Provided text =>
☆ ☆ ☆

Who’s who in Syria: A look at 8 key players in the war


Syria's bloody and intractable civil war became even more complicated this week when Russian warplanes started attacking rebel positions in support of the country's embattled government.

What began in 2011 as a mostly peaceful uprising against Syrian President Bashar Assad has grown into a multisided war of attrition in which alliances are constantly shifting and an array of foreign powers is pursuing diverse and sometimes conflicting objectives.

The fighting has killed an estimated 250,000 Syrians, driven millions to flee their homes and country, and given rise to the violent extremist group Islamic State.

Here are some of the main foreign players and whom they are fighting.

1. United States

The United States is leading an international coalition that has conducted hundreds of airstrikes against Islamic State militants in Syria and neighboring Iraq since last year. The U.S. has also provided limited support, including weapons, training and special forces assistance, to some of the more moderate rebel factions trying to overthrow Assad. But these groups are outnumbered and outgunned by more radical Islamist factions. A separate Pentagon program to train and equip a Syrian proxy force to fight Islamic State has been beset with problems. The first graduating class of fighters was ambushed by the Al Qaeda-affiliated Al Nusra Front when it entered northern Syria this year. The next group gave the militants six pickup trucks with mounted machine guns and some of their ammunition in exchange for safe passage, the Pentagon disclosed this week.

☆ ☆ ☆

Raw data =>
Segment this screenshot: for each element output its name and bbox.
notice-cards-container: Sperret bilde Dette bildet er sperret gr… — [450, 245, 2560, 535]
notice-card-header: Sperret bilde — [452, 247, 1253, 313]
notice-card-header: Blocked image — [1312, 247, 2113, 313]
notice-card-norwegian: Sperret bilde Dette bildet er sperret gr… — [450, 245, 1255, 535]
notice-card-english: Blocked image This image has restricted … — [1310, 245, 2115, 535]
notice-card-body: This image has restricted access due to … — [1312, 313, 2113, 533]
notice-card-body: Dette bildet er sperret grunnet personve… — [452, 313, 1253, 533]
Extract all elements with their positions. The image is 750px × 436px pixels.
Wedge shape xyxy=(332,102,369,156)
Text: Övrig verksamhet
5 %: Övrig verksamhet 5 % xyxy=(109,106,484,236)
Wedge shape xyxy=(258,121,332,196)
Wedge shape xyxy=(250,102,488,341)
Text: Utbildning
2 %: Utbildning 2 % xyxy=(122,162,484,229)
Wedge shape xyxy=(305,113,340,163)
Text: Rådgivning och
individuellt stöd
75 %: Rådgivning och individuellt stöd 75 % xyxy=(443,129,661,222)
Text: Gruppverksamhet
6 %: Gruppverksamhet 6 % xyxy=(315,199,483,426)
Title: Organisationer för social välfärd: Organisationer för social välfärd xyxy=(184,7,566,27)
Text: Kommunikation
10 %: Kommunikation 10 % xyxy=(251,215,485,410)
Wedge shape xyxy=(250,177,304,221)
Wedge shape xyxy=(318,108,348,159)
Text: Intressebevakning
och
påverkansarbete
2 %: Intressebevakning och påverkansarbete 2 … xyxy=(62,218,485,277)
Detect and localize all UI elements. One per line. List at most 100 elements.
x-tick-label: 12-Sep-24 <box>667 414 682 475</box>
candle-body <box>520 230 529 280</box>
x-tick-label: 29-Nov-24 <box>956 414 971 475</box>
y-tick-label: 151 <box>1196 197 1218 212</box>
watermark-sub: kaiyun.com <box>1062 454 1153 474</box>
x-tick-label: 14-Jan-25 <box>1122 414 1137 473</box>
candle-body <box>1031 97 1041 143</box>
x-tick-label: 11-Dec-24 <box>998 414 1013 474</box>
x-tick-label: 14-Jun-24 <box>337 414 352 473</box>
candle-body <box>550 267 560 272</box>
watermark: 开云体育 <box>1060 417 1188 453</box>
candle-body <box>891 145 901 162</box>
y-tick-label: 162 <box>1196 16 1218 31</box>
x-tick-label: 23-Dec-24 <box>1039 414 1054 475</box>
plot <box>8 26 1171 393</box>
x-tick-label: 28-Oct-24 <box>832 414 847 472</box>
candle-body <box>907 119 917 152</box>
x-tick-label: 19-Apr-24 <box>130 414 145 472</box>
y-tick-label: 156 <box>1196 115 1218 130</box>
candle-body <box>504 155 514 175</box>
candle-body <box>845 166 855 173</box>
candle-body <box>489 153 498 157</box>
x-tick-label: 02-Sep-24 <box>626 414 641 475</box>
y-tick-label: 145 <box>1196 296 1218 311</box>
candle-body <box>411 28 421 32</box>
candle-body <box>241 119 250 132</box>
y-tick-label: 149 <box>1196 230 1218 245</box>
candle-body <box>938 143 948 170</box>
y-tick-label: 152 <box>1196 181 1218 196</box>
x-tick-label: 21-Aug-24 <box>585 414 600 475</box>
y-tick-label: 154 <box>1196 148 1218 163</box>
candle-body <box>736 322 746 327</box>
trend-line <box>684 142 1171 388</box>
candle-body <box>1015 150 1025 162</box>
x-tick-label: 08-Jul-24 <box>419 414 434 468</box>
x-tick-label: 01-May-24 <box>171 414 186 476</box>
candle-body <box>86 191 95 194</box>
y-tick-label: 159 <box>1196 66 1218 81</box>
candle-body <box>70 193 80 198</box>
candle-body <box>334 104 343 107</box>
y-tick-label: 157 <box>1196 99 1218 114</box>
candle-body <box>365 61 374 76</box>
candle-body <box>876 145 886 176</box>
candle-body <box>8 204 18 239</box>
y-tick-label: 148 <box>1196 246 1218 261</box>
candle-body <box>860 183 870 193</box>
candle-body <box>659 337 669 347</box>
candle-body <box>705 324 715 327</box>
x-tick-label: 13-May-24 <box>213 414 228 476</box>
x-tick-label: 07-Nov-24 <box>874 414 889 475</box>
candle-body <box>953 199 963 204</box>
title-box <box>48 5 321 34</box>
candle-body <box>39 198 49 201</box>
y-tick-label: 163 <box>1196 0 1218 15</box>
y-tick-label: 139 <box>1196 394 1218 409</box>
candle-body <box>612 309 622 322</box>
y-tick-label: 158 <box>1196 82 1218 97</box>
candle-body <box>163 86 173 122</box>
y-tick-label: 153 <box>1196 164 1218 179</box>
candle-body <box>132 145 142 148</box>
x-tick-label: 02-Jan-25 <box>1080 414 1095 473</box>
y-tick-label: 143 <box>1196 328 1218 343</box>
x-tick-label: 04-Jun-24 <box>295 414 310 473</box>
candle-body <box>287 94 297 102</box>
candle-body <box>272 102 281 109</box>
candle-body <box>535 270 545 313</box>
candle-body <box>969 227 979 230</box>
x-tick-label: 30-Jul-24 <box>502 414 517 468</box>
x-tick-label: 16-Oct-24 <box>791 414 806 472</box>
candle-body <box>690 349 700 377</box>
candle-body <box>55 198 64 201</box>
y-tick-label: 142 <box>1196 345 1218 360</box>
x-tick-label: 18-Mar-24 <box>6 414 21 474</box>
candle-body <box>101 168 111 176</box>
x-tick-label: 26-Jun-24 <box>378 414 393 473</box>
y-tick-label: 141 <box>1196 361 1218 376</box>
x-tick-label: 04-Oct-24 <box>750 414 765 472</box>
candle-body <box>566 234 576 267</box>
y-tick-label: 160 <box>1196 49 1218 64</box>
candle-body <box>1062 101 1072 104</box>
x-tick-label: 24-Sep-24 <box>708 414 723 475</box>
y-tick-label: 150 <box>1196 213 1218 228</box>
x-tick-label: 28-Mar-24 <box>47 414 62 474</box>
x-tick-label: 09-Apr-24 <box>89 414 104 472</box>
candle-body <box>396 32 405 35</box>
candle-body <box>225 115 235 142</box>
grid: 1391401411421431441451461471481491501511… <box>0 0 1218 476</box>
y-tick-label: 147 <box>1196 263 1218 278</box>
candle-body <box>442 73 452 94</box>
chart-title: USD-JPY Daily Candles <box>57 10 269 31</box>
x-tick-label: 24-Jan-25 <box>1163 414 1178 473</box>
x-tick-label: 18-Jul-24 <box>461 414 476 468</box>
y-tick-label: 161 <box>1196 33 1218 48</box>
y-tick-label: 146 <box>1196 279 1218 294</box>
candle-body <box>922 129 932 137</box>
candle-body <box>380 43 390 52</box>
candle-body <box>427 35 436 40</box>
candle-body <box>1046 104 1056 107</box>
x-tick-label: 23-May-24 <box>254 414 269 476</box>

☆ ☆ ☆

Required task 1 => In the article on key players in Syria's war, how many Syrians has the fighting killed?
Required task 2 => Translate this sentence from the article on key players in Syria's war into Spanish: "But these groups are outnumbered and outgunned by more radical Islamist factions."
Required task 3 => Extend the article on key players in Syria's war, starting after its last sentence.

Task output 1 => An estimated 250,000.

Task output 2 => Pero estos grupos están en inferioridad numérica y de armamento frente a facciones islamistas más radicales.

Task output 3 =>
2. Russia

Russia says its attacks in support of Assad's government target positions held by Islamic State. However, U.S. officials and Syrian opposition activists say the Russians aren't discriminating between the militants and other groups arrayed against Assad. The Kremlin argues that Islamic State won't be defeated without shoring up Assad's government, the Kremlin's chief Arab ally in the Middle East. Russia, along with China, has also used its veto power on the United Nations Security Council to block efforts to sanction Syria. That has put it in direct conflict with the U.S., which views Assad as the source of Syria's problems and has demanded that he step down.

3. Iran

Iran has been Assad's most important backer, providing funding, weapons and other critical aid. When the Assad government started losing control over parts of Syria to rebel groups in 2012, the Iranian-backed Hezbollah militia in Lebanon sent fighters to support Assad's forces. Iran has also dispatched military advisors to Syria.

4. Saudi Arabia

Frustrated that the United States has not acted more forcefully against Assad, Saudi Arabia and other Sunni Arab states have been bankrolling a number of rebel groups fighting the Syrian government, which they view as a proxy of Shiite-led Iran. The kingdom and its regional allies have also provided warplanes and other support to the U.S.-led coalition fighting Islamic State, which has taken aim at the Saudi royal family and its control over Islam's two holiest sites, Mecca and Medina.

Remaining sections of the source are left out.